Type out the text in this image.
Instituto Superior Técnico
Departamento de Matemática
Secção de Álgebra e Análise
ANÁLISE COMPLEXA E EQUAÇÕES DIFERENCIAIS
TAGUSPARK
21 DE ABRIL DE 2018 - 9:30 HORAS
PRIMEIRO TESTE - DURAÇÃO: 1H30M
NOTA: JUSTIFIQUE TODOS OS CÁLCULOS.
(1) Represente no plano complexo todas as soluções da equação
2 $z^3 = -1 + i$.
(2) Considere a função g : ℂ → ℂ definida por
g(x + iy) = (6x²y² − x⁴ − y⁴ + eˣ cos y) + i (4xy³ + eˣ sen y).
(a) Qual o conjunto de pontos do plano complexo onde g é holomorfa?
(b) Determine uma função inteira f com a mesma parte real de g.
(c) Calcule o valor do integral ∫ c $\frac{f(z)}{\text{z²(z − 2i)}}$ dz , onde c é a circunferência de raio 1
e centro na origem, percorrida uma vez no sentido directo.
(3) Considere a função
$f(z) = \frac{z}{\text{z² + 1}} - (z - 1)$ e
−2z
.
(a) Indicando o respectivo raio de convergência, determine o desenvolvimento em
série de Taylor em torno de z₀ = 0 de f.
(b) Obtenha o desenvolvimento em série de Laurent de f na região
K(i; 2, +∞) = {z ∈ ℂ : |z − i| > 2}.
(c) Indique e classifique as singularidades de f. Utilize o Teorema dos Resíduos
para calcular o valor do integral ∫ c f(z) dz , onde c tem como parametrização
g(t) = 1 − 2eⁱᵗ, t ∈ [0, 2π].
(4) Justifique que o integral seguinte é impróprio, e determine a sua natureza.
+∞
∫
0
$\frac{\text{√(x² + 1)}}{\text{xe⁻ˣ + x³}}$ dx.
----
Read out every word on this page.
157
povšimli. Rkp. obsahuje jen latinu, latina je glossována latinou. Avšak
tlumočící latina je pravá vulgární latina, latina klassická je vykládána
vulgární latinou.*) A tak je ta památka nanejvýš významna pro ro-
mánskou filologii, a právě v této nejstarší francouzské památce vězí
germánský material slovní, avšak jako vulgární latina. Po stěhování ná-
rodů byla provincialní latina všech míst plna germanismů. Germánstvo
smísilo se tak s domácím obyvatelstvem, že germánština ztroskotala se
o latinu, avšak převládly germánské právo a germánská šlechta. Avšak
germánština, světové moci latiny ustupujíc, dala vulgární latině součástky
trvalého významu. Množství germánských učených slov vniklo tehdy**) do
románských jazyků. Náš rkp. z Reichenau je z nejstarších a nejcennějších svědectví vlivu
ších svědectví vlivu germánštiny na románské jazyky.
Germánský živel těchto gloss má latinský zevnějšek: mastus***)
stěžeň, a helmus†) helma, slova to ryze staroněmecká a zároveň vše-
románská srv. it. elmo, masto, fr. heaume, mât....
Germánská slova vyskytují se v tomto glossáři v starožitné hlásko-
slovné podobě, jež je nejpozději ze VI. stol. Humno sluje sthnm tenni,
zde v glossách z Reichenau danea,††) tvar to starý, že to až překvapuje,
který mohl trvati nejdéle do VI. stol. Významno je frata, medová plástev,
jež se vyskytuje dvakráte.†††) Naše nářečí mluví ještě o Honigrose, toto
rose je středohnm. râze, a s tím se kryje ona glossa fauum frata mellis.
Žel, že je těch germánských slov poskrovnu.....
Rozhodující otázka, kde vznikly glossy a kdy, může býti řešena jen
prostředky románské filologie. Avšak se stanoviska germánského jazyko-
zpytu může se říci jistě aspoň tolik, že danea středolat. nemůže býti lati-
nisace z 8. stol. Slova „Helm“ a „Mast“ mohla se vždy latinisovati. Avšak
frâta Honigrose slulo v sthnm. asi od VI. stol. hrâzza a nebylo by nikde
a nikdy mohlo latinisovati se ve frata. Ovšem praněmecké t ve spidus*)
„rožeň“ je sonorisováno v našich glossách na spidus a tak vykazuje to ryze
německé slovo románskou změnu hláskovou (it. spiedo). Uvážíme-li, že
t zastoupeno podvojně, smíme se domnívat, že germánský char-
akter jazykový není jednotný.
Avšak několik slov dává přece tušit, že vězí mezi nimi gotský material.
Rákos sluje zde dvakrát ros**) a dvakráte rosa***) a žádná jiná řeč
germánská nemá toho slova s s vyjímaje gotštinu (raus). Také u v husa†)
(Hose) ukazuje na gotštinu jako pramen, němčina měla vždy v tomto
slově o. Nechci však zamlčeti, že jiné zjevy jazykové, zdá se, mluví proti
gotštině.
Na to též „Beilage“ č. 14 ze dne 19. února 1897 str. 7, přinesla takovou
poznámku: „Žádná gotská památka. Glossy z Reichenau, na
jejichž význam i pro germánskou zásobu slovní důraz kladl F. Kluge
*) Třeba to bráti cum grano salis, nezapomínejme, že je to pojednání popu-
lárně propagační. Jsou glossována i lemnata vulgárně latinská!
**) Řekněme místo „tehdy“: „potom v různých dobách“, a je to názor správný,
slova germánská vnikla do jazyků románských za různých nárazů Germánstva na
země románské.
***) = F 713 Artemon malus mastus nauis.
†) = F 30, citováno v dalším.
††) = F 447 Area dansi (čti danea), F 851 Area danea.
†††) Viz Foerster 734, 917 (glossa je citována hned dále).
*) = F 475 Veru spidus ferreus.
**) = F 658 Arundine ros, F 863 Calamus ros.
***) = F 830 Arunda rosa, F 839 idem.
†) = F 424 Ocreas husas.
----
_Set problem_. Filter the listing above by the word "stol"; copy each line that passes.

_Right answer_.
slovné podobě, jež je nejpozději ze VI. stol. Humno sluje sthnm tenni,
který mohl trvati nejdéle do VI. stol. Významno je frata, medová plástev,
nisace z 8. stol. Slova „Helm“ a „Mast“ mohla se vždy latinisovati. Avšak
frâta Honigrose slulo v sthnm. asi od VI. stol. hrâzza a nebylo by nikde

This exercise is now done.